• _DATASET CONTENT_
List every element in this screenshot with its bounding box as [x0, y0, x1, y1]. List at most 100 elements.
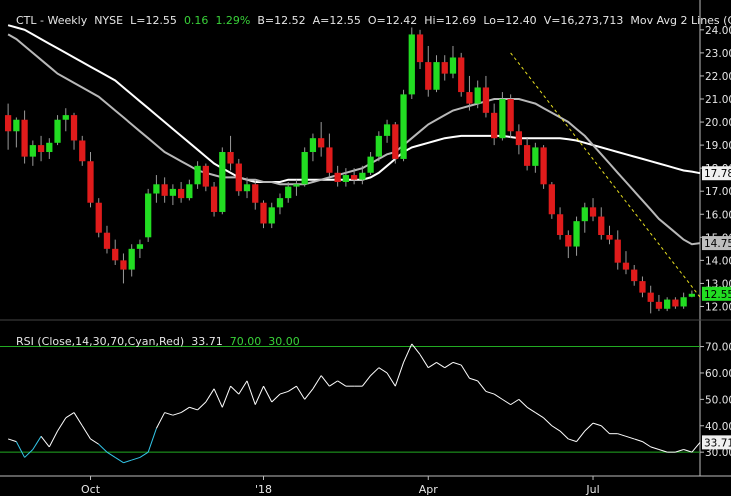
rsi-segment	[386, 372, 396, 387]
low: Lo=12.40	[483, 14, 537, 27]
candle-down	[103, 232, 111, 249]
rsi-segment	[197, 401, 207, 411]
rsi-segment	[114, 457, 124, 464]
interval: Weekly	[47, 14, 88, 27]
rsi-header: RSI (Close,14,30,70,Cyan,Red) 33.71 70.0…	[2, 322, 300, 361]
rsi-segment	[634, 438, 643, 443]
candle-up	[383, 124, 391, 136]
high: Hi=12.69	[424, 14, 477, 27]
rsi-segment	[106, 451, 116, 458]
rsi-segment	[551, 425, 561, 432]
candle-down	[441, 62, 448, 74]
rsi-segment	[189, 406, 198, 411]
candle-down	[639, 281, 646, 293]
chart-window: 12.0013.0014.0015.0016.0017.0018.0019.00…	[0, 0, 731, 496]
last-price: L=12.55	[130, 14, 177, 27]
rsi-segment	[65, 412, 75, 419]
time-tick-label: '18	[255, 483, 272, 496]
candle-up	[342, 175, 350, 182]
candle-down	[458, 57, 465, 93]
rsi-segment	[510, 398, 520, 406]
candle-down	[227, 152, 234, 164]
candle-down	[350, 175, 358, 180]
rsi-segment	[131, 456, 141, 461]
candle-down	[565, 235, 572, 247]
candle-down	[202, 165, 209, 187]
rsi-segment	[419, 354, 429, 368]
rsi-segment	[535, 412, 544, 419]
candle-down	[210, 186, 218, 212]
candle-up	[359, 172, 366, 180]
rsi-segment	[543, 417, 553, 427]
candle-up	[581, 207, 588, 222]
candle-up	[62, 115, 69, 120]
candle-up	[243, 184, 251, 192]
rsi-segment	[81, 425, 91, 440]
candle-up	[532, 147, 539, 166]
candle-down	[260, 202, 267, 224]
chart-canvas[interactable]: 12.0013.0014.0015.0016.0017.0018.0019.00…	[0, 0, 731, 496]
candle-up	[169, 188, 177, 196]
rsi-segment	[164, 412, 174, 416]
candle-up	[46, 142, 53, 153]
candle-up	[276, 198, 284, 208]
candle-up	[194, 165, 201, 185]
candle-up	[293, 184, 300, 187]
price-tick-label: 23.00	[705, 48, 731, 60]
candle-down	[392, 124, 399, 159]
rsi-segment	[518, 398, 528, 408]
candle-up	[573, 221, 580, 247]
candle-down	[334, 172, 341, 182]
rsi-upper: 70.00	[229, 335, 262, 348]
candle-up	[449, 57, 457, 74]
candle-down	[556, 214, 564, 236]
candle-down	[235, 163, 242, 192]
candle-down	[326, 147, 333, 173]
price-tick-label: 22.00	[705, 71, 731, 83]
ma20-line	[7, 33, 701, 246]
rsi-segment	[287, 385, 297, 392]
candle-up	[375, 135, 382, 157]
candle-up	[54, 119, 61, 143]
rsi-segment	[485, 390, 495, 395]
rsi-segment	[24, 449, 34, 458]
candle-down	[523, 145, 531, 166]
rsi-segment	[617, 433, 627, 437]
candle-down	[425, 62, 432, 90]
rsi-segment	[213, 388, 223, 408]
rsi-lower: 30.00	[268, 335, 300, 348]
rsi-segment	[642, 441, 651, 448]
candle-up	[367, 156, 374, 173]
candle-up	[301, 152, 308, 185]
rsi-segment	[147, 428, 157, 453]
rsi-segment	[411, 343, 421, 355]
candle-down	[120, 260, 127, 270]
rsi-segment	[691, 442, 701, 453]
rsi-segment	[469, 377, 478, 382]
candle-down	[79, 140, 86, 162]
rsi-segment	[600, 425, 610, 435]
ask: A=12.55	[312, 14, 361, 27]
study-label: Mov Avg 2 Lines (Close,20,40,0)	[630, 14, 731, 27]
candle-down	[482, 87, 490, 113]
candle-down	[95, 202, 102, 233]
rsi-segment	[460, 364, 470, 379]
candle-down	[589, 207, 597, 217]
candle-down	[112, 248, 119, 261]
price-tick-label: 21.00	[705, 94, 731, 106]
rsi-segment	[329, 380, 338, 387]
rsi-segment	[296, 385, 306, 400]
rsi-segment	[312, 375, 322, 390]
rsi-segment	[568, 438, 577, 443]
rsi-tick-label: 50.00	[705, 394, 731, 406]
rsi-segment	[155, 412, 166, 429]
rsi-segment	[172, 412, 182, 416]
rsi-label: RSI (Close,14,30,70,Cyan,Red)	[16, 335, 185, 348]
candle-up	[474, 87, 481, 104]
rsi-segment	[526, 406, 536, 413]
candle-up	[309, 138, 317, 153]
candle-down	[161, 184, 168, 196]
rsi-segment	[32, 436, 42, 450]
price-tick-label: 12.00	[705, 301, 731, 313]
rsi-segment	[48, 430, 58, 448]
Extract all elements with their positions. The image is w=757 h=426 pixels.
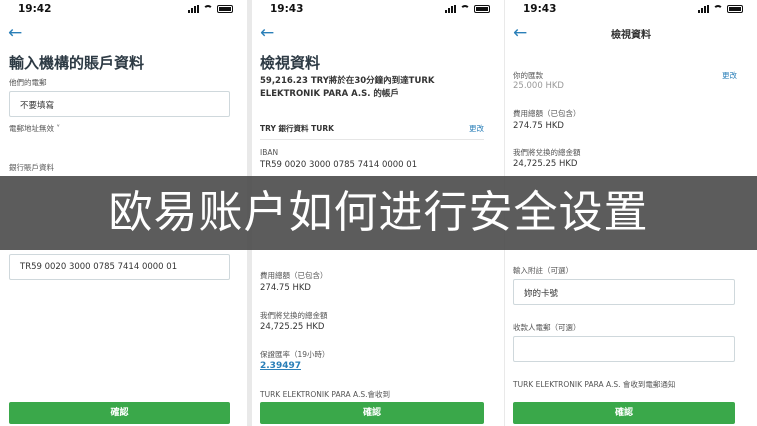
amount-label: 你的匯款 <box>513 71 543 80</box>
recipient-email-label: 收款人電郵（可選） <box>513 323 581 332</box>
wifi-icon <box>460 5 470 13</box>
back-arrow-icon[interactable]: ← <box>260 25 274 42</box>
rate-label: 保證匯率（19小時） <box>260 350 330 359</box>
note-input[interactable]: 妳的卡號 <box>513 279 735 305</box>
email-notice: TURK ELEKTRONIK PARA A.S. 會收到電郵通知 <box>513 380 676 389</box>
confirm-button[interactable]: 確認 <box>260 402 484 424</box>
title-banner: 欧易账户如何进行安全设置 <box>0 176 757 250</box>
battery-icon <box>217 5 233 13</box>
divider <box>260 139 484 140</box>
status-time: 19:42 <box>18 3 52 15</box>
total-label: 我們將兌換的總金額 <box>260 311 328 320</box>
email-input[interactable]: 不要填寫 <box>9 91 230 117</box>
battery-icon <box>474 5 490 13</box>
back-arrow-icon[interactable]: ← <box>8 25 22 42</box>
fee-label: 費用總額（已包含） <box>260 271 328 280</box>
nav-title: 檢視資料 <box>611 30 651 41</box>
amount-value: 25,000 HKD <box>513 81 564 88</box>
summary-line-1: 59,216.23 TRY將於在30分鐘內到達TURK <box>260 76 435 86</box>
total-value: 24,725.25 HKD <box>260 322 325 332</box>
page-title: 檢視資料 <box>260 54 321 72</box>
note-label: 輸入附註（可選） <box>513 266 573 275</box>
summary-line-2: ELEKTRONIK PARA A.S. 的帳戶 <box>260 89 399 99</box>
iban-input[interactable]: TR59 0020 3000 0785 7414 0000 01 <box>9 254 230 280</box>
rate-value[interactable]: 2.39497 <box>260 361 301 371</box>
status-bar: 19:42 <box>0 0 247 20</box>
wifi-icon <box>713 5 723 13</box>
banner-title: 欧易账户如何进行安全设置 <box>108 187 649 238</box>
iban-value: TR59 0020 3000 0785 7414 0000 01 <box>260 160 418 170</box>
wifi-icon <box>203 5 213 13</box>
fee-label: 費用總額（已包含） <box>513 109 581 118</box>
bank-details-label: TRY 銀行資料 TURK <box>260 124 334 133</box>
signal-icon <box>698 5 709 13</box>
signal-icon <box>445 5 456 13</box>
signal-icon <box>188 5 199 13</box>
battery-icon <box>727 5 743 13</box>
page-title: 輸入機構的賬戶資料 <box>9 54 145 72</box>
total-label: 我們將兌換的總金額 <box>513 148 581 157</box>
fee-value: 274.75 HKD <box>260 283 311 293</box>
bank-section-label: 銀行賬戶資料 <box>9 163 54 172</box>
confirm-button[interactable]: 確認 <box>9 402 230 424</box>
edit-amount-link[interactable]: 更改 <box>722 70 737 81</box>
status-bar: 19:43 <box>505 0 757 20</box>
recipient-note: TURK ELEKTRONIK PARA A.S.會收到 <box>260 390 391 399</box>
status-bar: 19:43 <box>252 0 504 20</box>
status-time: 19:43 <box>270 3 304 15</box>
total-value: 24,725.25 HKD <box>513 159 578 169</box>
email-invalid-text: 電郵地址無效 ˅ <box>9 124 61 133</box>
edit-bank-link[interactable]: 更改 <box>469 123 484 134</box>
fee-value: 274.75 HKD <box>513 121 564 131</box>
email-label: 他們的電郵 <box>9 78 47 87</box>
status-time: 19:43 <box>523 3 557 15</box>
iban-label: IBAN <box>260 148 279 157</box>
confirm-button[interactable]: 確認 <box>513 402 735 424</box>
recipient-email-input[interactable] <box>513 336 735 362</box>
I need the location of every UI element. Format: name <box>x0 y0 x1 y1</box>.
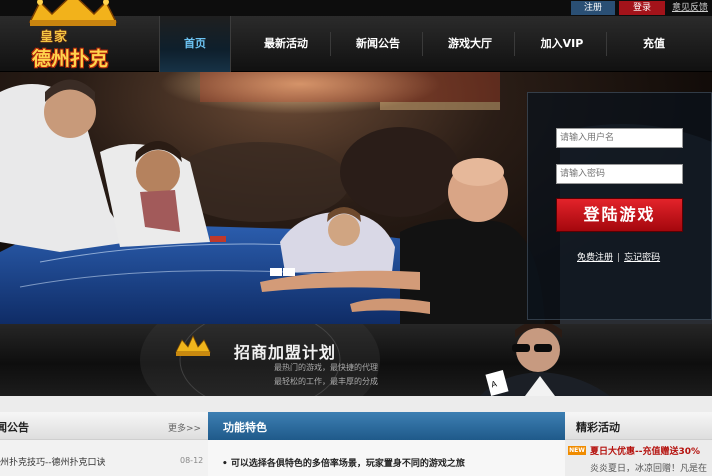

• _GOAL_
Print the lines exactly, beginning at the line that contains "amount-label: 你的匯款 <box>513 71 543 80</box>" and stopping after the line that contains "title-banner: 欧易账户如何进行安全设置 <box>0".

• _OUTPUT FOR THIS TASK_
amount-label: 你的匯款 <box>513 71 543 80</box>
recipient-email-label: 收款人電郵（可選） <box>513 323 581 332</box>
wifi-icon <box>460 5 470 13</box>
back-arrow-icon[interactable]: ← <box>260 25 274 42</box>
rate-label: 保證匯率（19小時） <box>260 350 330 359</box>
note-input[interactable]: 妳的卡號 <box>513 279 735 305</box>
email-notice: TURK ELEKTRONIK PARA A.S. 會收到電郵通知 <box>513 380 676 389</box>
confirm-button[interactable]: 確認 <box>260 402 484 424</box>
title-banner: 欧易账户如何进行安全设置 <box>0 176 757 250</box>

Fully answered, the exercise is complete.